[REQUIREMENTS]: Copy the rows below word for word, omitting the picture.

»»

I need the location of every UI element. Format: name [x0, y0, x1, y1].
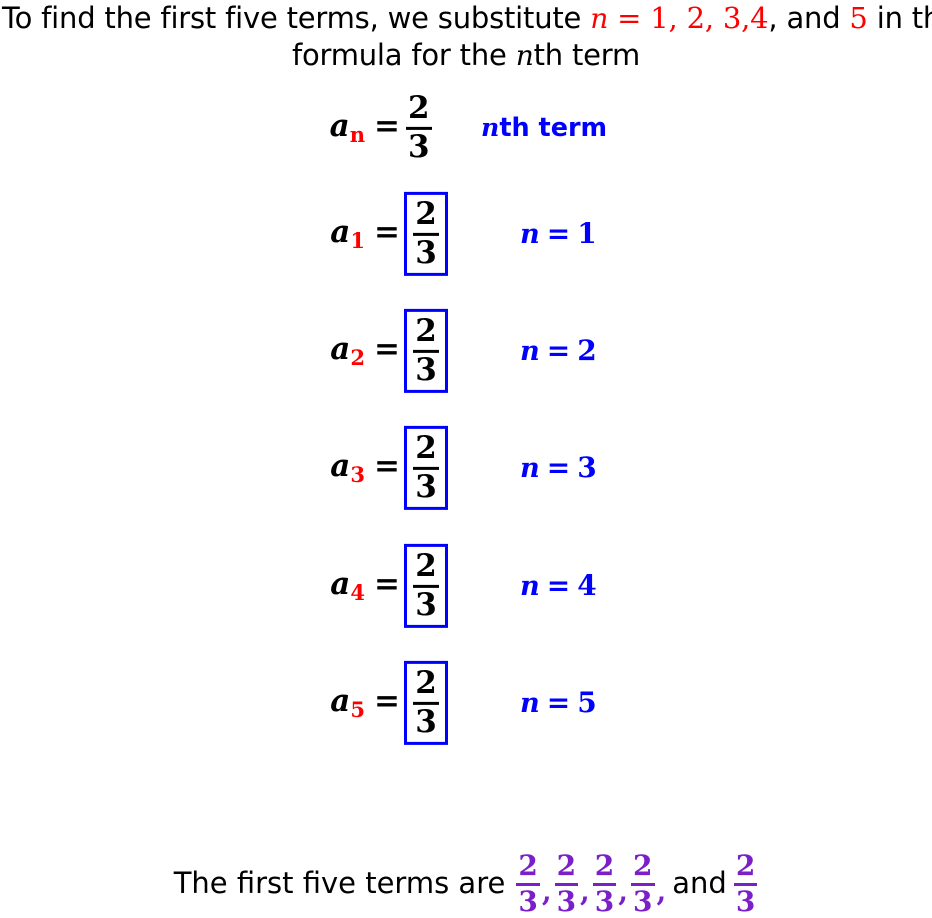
term-5-lhs: a5 =: [330, 686, 400, 720]
general-fraction-numerator: 2: [408, 89, 430, 126]
general-note-variable-n: n: [481, 111, 500, 142]
conclusion-fraction-4-numerator: 2: [633, 849, 653, 882]
conclusion-fraction-4-denominator: 3: [633, 884, 653, 918]
term-5-fraction: 2 3: [412, 664, 440, 740]
term-3-note-value: 3: [577, 450, 597, 484]
term-2-note-value: 2: [577, 333, 597, 367]
term-5-fraction-denominator: 3: [415, 703, 437, 740]
term-2-note-variable-n: n: [520, 334, 540, 367]
term-1-note-equals: =: [546, 216, 571, 250]
term-3-note-equals: =: [546, 450, 571, 484]
term-4-subscript: 4: [350, 579, 366, 605]
term-4-fraction: 2 3: [412, 547, 440, 623]
term-3-fraction-denominator: 3: [415, 468, 437, 505]
conclusion-fraction-3: 23: [592, 849, 617, 918]
term-5-note: n = 5: [520, 685, 597, 719]
general-note-text: th term: [499, 112, 608, 143]
term-4-note-variable-n: n: [520, 569, 540, 602]
term-2-note-equals: =: [546, 333, 571, 367]
term-1-fraction-numerator: 2: [415, 195, 437, 232]
term-4-symbol-a: a: [330, 566, 351, 603]
conclusion-separator-1: ,: [541, 875, 552, 909]
term-4-fraction-denominator: 3: [415, 586, 437, 623]
conclusion-fraction-1-numerator: 2: [518, 849, 538, 882]
general-fraction: 2 3: [405, 89, 433, 165]
term-5-note-value: 5: [577, 685, 597, 719]
term-5-equals-sign: =: [374, 683, 400, 720]
term-3-lhs: a3 =: [330, 451, 400, 485]
term-2-fraction-denominator: 3: [415, 351, 437, 388]
term-1-equals-sign: =: [374, 214, 400, 251]
term-2-note: n = 2: [520, 333, 597, 367]
term-2-lhs: a2 =: [330, 334, 400, 368]
general-note-nth-term: nth term: [481, 111, 608, 143]
conclusion-line: The first five terms are 2 3, 2 3, 2 3, 2 3, and 2…: [0, 851, 932, 915]
conclusion-fraction-5-denominator: 3: [735, 884, 756, 918]
term-2-answer-box: 2 3: [404, 308, 448, 394]
term-4-answer-box: 2 3: [404, 543, 448, 629]
term-4-equals-sign: =: [374, 566, 400, 603]
general-symbol-a: a: [329, 108, 350, 145]
term-3-equals-sign: =: [374, 448, 400, 485]
term-3-fraction-numerator: 2: [415, 429, 437, 466]
term-1-note-value: 1: [577, 216, 597, 250]
conclusion-fraction-2-denominator: 3: [556, 884, 577, 918]
conclusion-separator-4: ,: [656, 875, 667, 909]
term-2-fraction-numerator: 2: [415, 312, 437, 349]
term-3-subscript: 3: [350, 461, 366, 487]
general-fraction-denominator: 3: [408, 128, 430, 165]
term-1-note-variable-n: n: [520, 217, 540, 250]
term-3-note: n = 3: [520, 450, 597, 484]
term-1-lhs: a1 =: [330, 217, 400, 251]
term-5-answer-box: 2 3: [404, 660, 448, 746]
term-1-answer-box: 2 3: [404, 191, 448, 277]
term-3-fraction: 2 3: [412, 429, 440, 505]
term-5-subscript: 5: [350, 696, 366, 722]
conclusion-fraction-5-numerator: 2: [735, 849, 756, 882]
term-3-answer-box: 2 3: [404, 425, 448, 511]
term-4-lhs: a4 =: [330, 569, 400, 603]
term-2-equals-sign: =: [374, 331, 400, 368]
conclusion-fraction-3-denominator: 3: [594, 884, 615, 918]
term-5-note-equals: =: [546, 685, 571, 719]
term-3-note-variable-n: n: [520, 451, 540, 484]
term-5-symbol-a: a: [330, 683, 351, 720]
conclusion-fraction-1: 23: [515, 849, 540, 918]
term-3-symbol-a: a: [330, 448, 351, 485]
conclusion-fraction-4: 23: [630, 849, 655, 918]
term-5-fraction-numerator: 2: [415, 664, 437, 701]
term-4-note-equals: =: [546, 568, 571, 602]
term-4-fraction-numerator: 2: [415, 547, 437, 584]
term-2-subscript: 2: [350, 344, 366, 370]
term-1-note: n = 1: [520, 216, 597, 250]
conclusion-fraction-2: 23: [554, 849, 579, 918]
term-1-fraction: 2 3: [412, 195, 440, 271]
conclusion-fraction-1-denominator: 3: [518, 884, 538, 918]
conclusion-fraction-5: 23: [733, 849, 758, 918]
term-2-symbol-a: a: [330, 331, 351, 368]
conclusion-fraction-2-numerator: 2: [556, 849, 577, 882]
conclusion-separator-2: ,: [580, 875, 590, 909]
term-1-symbol-a: a: [330, 214, 351, 251]
conclusion-separator-3: ,: [618, 875, 629, 909]
general-equals-sign: =: [374, 108, 400, 145]
term-4-note: n = 4: [520, 568, 597, 602]
term-1-fraction-denominator: 3: [415, 234, 437, 271]
term-4-note-value: 4: [577, 568, 597, 602]
general-subscript-n: n: [349, 121, 366, 147]
term-1-subscript: 1: [350, 227, 366, 253]
term-5-note-variable-n: n: [520, 686, 540, 719]
general-formula-lhs: an =: [330, 111, 400, 145]
equation-list: an = 2 3 nth term a1 = 2 3 n = 1 a2 = 2 …: [0, 0, 932, 883]
conclusion-fraction-3-numerator: 2: [594, 849, 615, 882]
term-2-fraction: 2 3: [412, 312, 440, 388]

««

[FULL ANSWER]:
I need the location of every UI element. Format: name [x0, y0, x1, y1].
term-5-lhs: a5 =: [330, 686, 400, 720]
general-fraction-numerator: 2: [408, 89, 430, 126]
general-note-variable-n: n: [481, 111, 500, 142]
conclusion-fraction-4-numerator: 2: [633, 849, 653, 882]
conclusion-fraction-4-denominator: 3: [633, 884, 653, 918]
term-5-fraction: 2 3: [412, 664, 440, 740]
term-3-note-value: 3: [577, 450, 597, 484]
term-2-note-value: 2: [577, 333, 597, 367]
term-5-fraction-denominator: 3: [415, 703, 437, 740]
term-2-note-variable-n: n: [520, 334, 540, 367]
term-1-note-equals: =: [546, 216, 571, 250]
term-3-note-equals: =: [546, 450, 571, 484]
term-4-subscript: 4: [350, 579, 366, 605]
term-4-fraction: 2 3: [412, 547, 440, 623]
term-3-fraction-denominator: 3: [415, 468, 437, 505]
conclusion-fraction-3: 23: [592, 849, 617, 918]
term-5-note: n = 5: [520, 685, 597, 719]
general-note-text: th term: [499, 112, 608, 143]
term-4-note-variable-n: n: [520, 569, 540, 602]
term-2-note-equals: =: [546, 333, 571, 367]
term-1-fraction-numerator: 2: [415, 195, 437, 232]
term-4-symbol-a: a: [330, 566, 351, 603]
conclusion-separator-1: ,: [541, 875, 552, 909]
term-4-fraction-denominator: 3: [415, 586, 437, 623]
conclusion-fraction-1-numerator: 2: [518, 849, 538, 882]
general-fraction: 2 3: [405, 89, 433, 165]
term-5-note-value: 5: [577, 685, 597, 719]
term-5-equals-sign: =: [374, 683, 400, 720]
term-3-lhs: a3 =: [330, 451, 400, 485]
term-2-fraction-denominator: 3: [415, 351, 437, 388]
term-1-equals-sign: =: [374, 214, 400, 251]
term-2-note: n = 2: [520, 333, 597, 367]
term-2-lhs: a2 =: [330, 334, 400, 368]
general-note-nth-term: nth term: [481, 111, 608, 143]
conclusion-line: The first five terms are 2 3, 2 3, 2 3, 2 3, and 2…: [0, 851, 932, 915]
conclusion-fraction-5-denominator: 3: [735, 884, 756, 918]
term-2-answer-box: 2 3: [404, 308, 448, 394]
term-4-answer-box: 2 3: [404, 543, 448, 629]
term-4-equals-sign: =: [374, 566, 400, 603]
general-symbol-a: a: [329, 108, 350, 145]
term-3-equals-sign: =: [374, 448, 400, 485]
term-3-fraction-numerator: 2: [415, 429, 437, 466]
term-1-note-value: 1: [577, 216, 597, 250]
conclusion-fraction-2-denominator: 3: [556, 884, 577, 918]
conclusion-separator-4: ,: [656, 875, 667, 909]
term-2-fraction-numerator: 2: [415, 312, 437, 349]
term-3-subscript: 3: [350, 461, 366, 487]
general-fraction-denominator: 3: [408, 128, 430, 165]
term-1-note-variable-n: n: [520, 217, 540, 250]
term-3-note: n = 3: [520, 450, 597, 484]
term-1-lhs: a1 =: [330, 217, 400, 251]
term-5-answer-box: 2 3: [404, 660, 448, 746]
term-1-answer-box: 2 3: [404, 191, 448, 277]
term-3-fraction: 2 3: [412, 429, 440, 505]
term-5-subscript: 5: [350, 696, 366, 722]
conclusion-fraction-5-numerator: 2: [735, 849, 756, 882]
term-3-answer-box: 2 3: [404, 425, 448, 511]
term-4-lhs: a4 =: [330, 569, 400, 603]
term-2-equals-sign: =: [374, 331, 400, 368]
conclusion-fraction-3-denominator: 3: [594, 884, 615, 918]
term-5-note-equals: =: [546, 685, 571, 719]
term-3-note-variable-n: n: [520, 451, 540, 484]
term-5-symbol-a: a: [330, 683, 351, 720]
conclusion-fraction-1: 23: [515, 849, 540, 918]
term-3-symbol-a: a: [330, 448, 351, 485]
conclusion-fraction-4: 23: [630, 849, 655, 918]
term-5-fraction-numerator: 2: [415, 664, 437, 701]
term-4-note-equals: =: [546, 568, 571, 602]
term-4-fraction-numerator: 2: [415, 547, 437, 584]
term-2-subscript: 2: [350, 344, 366, 370]
term-1-note: n = 1: [520, 216, 597, 250]
conclusion-fraction-2: 23: [554, 849, 579, 918]
term-1-fraction: 2 3: [412, 195, 440, 271]
conclusion-fraction-1-denominator: 3: [518, 884, 538, 918]
conclusion-fraction-5: 23: [733, 849, 758, 918]
term-2-symbol-a: a: [330, 331, 351, 368]
conclusion-fraction-2-numerator: 2: [556, 849, 577, 882]
conclusion-separator-2: ,: [580, 875, 590, 909]
term-1-symbol-a: a: [330, 214, 351, 251]
conclusion-separator-3: ,: [618, 875, 629, 909]
general-equals-sign: =: [374, 108, 400, 145]
term-4-note: n = 4: [520, 568, 597, 602]
term-1-fraction-denominator: 3: [415, 234, 437, 271]
term-4-note-value: 4: [577, 568, 597, 602]
general-subscript-n: n: [349, 121, 366, 147]
term-1-subscript: 1: [350, 227, 366, 253]
term-5-note-variable-n: n: [520, 686, 540, 719]
general-formula-lhs: an =: [330, 111, 400, 145]
equation-list: an = 2 3 nth term a1 = 2 3 n = 1 a2 = 2 …: [0, 0, 932, 883]
conclusion-fraction-3-numerator: 2: [594, 849, 615, 882]
term-2-fraction: 2 3: [412, 312, 440, 388]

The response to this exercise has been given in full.